[Dataset excerpts]

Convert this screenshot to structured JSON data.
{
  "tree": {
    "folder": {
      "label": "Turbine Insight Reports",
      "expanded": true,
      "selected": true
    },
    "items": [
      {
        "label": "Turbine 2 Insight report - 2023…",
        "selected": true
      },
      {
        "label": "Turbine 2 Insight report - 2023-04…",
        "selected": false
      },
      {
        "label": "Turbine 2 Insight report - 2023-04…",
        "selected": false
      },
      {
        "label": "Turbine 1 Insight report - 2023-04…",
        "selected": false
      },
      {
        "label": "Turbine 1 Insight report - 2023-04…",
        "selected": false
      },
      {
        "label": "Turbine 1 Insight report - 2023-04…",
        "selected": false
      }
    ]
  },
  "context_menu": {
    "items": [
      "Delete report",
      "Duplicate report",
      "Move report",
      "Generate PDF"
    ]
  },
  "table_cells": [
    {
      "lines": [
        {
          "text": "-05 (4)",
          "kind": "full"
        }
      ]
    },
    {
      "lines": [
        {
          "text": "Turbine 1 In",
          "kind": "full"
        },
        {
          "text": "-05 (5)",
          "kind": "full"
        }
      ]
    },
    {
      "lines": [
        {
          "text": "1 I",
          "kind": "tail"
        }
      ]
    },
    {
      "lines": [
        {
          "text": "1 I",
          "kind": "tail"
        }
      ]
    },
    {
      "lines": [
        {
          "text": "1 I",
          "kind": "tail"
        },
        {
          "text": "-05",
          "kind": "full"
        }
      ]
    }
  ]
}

Task statement>
Gather up every line from the listing above in which the word "true" occurs.

Answer to this problem>
      "expanded": true,
      "selected": true
        "selected": true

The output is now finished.